→ Required work
Where the records below show the word "Ausarbeiten" in a line, please copy that line.

→ Given records
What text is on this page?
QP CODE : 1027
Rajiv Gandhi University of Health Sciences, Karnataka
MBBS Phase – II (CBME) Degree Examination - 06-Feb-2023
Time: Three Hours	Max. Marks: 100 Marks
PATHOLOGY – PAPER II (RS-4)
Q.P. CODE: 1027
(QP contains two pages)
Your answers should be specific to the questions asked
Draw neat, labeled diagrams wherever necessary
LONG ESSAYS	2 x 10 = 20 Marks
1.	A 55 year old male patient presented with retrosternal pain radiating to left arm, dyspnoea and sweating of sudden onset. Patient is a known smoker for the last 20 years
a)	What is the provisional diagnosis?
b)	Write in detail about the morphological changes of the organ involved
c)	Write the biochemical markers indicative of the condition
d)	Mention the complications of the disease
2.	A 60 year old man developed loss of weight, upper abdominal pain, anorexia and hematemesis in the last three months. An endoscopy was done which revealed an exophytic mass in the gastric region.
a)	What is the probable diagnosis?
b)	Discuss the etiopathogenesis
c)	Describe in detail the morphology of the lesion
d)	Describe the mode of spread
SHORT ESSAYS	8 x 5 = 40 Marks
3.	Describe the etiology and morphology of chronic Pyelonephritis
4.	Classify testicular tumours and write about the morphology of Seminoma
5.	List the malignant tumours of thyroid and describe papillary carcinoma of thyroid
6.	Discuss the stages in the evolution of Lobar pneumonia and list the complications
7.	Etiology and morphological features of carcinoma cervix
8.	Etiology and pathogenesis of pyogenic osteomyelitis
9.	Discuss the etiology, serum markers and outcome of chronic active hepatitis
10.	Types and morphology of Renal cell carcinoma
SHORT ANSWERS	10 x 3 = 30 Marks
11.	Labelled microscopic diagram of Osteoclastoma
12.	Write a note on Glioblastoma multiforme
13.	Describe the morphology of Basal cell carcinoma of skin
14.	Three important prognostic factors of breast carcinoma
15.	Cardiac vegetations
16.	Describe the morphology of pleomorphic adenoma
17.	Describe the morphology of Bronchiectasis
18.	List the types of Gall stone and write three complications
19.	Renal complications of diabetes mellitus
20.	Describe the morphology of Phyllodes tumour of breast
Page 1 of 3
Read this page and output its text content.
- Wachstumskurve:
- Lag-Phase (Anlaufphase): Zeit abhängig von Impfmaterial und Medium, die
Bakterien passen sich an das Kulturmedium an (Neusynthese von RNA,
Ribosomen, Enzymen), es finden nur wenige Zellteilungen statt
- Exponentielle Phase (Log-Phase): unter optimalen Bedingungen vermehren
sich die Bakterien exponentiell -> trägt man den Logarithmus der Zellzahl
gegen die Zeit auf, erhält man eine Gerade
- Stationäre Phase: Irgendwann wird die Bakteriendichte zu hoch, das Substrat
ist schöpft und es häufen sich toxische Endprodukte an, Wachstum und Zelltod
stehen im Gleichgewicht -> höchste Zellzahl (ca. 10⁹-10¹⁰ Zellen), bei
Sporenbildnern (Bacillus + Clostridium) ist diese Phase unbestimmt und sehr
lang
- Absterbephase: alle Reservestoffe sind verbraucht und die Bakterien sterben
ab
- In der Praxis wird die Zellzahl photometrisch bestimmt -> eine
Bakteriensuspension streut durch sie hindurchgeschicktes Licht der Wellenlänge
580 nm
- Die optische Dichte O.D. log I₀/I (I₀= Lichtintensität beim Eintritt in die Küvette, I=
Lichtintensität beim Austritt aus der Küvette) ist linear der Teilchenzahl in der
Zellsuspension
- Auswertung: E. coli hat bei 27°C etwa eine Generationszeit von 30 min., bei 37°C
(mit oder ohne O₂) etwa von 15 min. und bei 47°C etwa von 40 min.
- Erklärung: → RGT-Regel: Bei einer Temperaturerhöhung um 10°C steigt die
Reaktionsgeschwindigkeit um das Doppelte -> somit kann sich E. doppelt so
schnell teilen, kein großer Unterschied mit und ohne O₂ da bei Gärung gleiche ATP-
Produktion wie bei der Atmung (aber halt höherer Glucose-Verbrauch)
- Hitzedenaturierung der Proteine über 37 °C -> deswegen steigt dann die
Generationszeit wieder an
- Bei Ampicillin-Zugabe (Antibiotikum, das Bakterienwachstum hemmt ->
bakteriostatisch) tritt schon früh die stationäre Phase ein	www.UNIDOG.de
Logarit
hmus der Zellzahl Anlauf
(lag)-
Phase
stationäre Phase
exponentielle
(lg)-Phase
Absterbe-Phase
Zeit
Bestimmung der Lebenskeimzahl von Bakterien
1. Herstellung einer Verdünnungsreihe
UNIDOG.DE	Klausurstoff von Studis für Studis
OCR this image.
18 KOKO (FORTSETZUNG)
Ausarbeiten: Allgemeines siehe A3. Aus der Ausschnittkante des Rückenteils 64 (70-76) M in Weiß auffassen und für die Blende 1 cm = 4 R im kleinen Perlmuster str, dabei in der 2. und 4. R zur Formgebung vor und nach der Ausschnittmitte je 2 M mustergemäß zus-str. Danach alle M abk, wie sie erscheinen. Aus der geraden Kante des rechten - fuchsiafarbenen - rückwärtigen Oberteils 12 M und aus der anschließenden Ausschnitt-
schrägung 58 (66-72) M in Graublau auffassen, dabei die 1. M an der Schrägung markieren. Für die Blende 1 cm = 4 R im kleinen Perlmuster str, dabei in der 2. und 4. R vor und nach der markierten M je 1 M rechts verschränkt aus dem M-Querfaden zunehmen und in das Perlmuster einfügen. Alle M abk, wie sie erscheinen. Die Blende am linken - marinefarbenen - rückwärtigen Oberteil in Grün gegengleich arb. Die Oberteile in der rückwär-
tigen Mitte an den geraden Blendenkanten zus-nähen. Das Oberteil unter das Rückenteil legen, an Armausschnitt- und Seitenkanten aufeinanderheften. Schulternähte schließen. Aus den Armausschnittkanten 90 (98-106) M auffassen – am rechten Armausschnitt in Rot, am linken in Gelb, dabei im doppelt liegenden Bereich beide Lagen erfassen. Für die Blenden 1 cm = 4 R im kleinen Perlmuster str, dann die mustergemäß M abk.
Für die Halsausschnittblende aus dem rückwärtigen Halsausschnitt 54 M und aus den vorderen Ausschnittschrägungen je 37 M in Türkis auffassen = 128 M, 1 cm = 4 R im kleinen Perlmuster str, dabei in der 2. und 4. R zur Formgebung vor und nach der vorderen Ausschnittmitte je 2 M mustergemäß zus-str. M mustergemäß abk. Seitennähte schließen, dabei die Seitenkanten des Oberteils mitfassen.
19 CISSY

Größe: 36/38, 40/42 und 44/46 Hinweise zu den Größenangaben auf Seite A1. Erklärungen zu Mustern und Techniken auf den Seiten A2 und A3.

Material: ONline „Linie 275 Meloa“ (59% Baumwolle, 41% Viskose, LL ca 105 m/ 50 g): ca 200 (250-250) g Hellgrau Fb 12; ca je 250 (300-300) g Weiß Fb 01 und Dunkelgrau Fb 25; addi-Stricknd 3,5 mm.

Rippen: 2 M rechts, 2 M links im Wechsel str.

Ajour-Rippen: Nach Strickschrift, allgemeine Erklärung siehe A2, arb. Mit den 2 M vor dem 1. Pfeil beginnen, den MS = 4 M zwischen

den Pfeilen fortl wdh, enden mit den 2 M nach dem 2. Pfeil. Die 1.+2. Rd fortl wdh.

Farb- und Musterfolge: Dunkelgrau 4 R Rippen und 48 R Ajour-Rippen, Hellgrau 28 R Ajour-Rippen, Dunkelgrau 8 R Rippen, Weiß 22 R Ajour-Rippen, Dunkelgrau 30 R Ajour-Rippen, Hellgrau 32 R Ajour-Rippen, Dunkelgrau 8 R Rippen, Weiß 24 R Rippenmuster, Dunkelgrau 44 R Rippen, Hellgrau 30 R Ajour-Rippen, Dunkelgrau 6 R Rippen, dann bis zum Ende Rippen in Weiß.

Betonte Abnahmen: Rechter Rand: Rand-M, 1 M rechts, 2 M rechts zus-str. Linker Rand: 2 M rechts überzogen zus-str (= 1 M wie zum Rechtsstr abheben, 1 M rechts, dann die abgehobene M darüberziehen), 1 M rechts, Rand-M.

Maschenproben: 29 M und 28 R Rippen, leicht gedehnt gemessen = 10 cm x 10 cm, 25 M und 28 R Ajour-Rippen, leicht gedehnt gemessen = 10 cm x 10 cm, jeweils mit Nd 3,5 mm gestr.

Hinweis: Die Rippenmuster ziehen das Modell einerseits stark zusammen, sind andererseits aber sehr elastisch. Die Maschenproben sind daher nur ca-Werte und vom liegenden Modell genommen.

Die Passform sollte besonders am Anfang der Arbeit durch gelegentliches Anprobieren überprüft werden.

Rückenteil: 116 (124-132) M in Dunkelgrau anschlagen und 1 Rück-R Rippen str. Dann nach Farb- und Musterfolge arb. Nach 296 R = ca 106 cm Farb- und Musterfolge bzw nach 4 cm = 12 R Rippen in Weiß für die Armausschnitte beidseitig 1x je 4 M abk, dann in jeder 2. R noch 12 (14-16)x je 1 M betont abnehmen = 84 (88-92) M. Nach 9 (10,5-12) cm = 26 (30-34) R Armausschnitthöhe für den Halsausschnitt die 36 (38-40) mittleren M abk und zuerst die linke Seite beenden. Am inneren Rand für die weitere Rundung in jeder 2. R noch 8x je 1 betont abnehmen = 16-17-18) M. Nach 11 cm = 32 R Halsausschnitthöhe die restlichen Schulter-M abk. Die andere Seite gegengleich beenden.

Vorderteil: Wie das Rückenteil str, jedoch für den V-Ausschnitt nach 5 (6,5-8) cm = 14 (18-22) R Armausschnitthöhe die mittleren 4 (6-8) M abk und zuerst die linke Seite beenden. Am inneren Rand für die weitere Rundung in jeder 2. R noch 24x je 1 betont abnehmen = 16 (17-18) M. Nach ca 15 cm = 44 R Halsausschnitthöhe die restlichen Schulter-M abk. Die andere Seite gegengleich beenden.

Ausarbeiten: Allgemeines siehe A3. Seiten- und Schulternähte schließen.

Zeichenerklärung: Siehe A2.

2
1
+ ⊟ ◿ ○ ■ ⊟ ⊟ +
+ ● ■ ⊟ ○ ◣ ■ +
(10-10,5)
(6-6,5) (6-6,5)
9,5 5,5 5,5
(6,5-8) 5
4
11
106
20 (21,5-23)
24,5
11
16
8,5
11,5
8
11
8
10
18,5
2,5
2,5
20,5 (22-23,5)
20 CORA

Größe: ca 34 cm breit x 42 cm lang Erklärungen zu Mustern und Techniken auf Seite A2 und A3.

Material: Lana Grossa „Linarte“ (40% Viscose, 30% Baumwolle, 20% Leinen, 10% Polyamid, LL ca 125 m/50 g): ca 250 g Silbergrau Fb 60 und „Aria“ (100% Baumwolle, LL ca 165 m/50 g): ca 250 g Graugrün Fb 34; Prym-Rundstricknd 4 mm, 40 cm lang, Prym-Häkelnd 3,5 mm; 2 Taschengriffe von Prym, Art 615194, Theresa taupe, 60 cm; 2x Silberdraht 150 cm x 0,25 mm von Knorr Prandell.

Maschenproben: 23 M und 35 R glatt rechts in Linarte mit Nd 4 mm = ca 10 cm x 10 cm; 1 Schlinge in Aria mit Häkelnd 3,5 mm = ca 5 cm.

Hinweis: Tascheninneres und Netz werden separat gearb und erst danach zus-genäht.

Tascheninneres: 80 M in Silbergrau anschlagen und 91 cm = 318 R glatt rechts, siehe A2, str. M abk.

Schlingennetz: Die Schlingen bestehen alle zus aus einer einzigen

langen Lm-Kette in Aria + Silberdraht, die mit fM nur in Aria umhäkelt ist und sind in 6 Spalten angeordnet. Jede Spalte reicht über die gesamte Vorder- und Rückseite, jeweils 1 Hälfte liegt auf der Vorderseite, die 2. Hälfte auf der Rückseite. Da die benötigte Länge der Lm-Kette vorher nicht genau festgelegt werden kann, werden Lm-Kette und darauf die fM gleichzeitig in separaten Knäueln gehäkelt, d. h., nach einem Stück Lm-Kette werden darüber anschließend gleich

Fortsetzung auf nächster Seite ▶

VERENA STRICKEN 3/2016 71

→ Output
Ausarbeiten: Allgemeines siehe A3. Aus der Ausschnittkante des Rückenteils 64 (70-76) M in Weiß auffassen und für die Blende 1 cm = 4 R im kleinen Perlmuster str, dabei in der 2. und 4. R zur Formgebung vor und nach der Ausschnittmitte je 2 M mustergemäß zus-str. Danach alle M abk, wie sie erscheinen. Aus der geraden Kante des rechten - fuchsiafarbenen - rückwärtigen Oberteils 12 M und aus der anschließenden Ausschnitt-
Ausarbeiten: Allgemeines siehe A3. Seiten- und Schulternähte schließen.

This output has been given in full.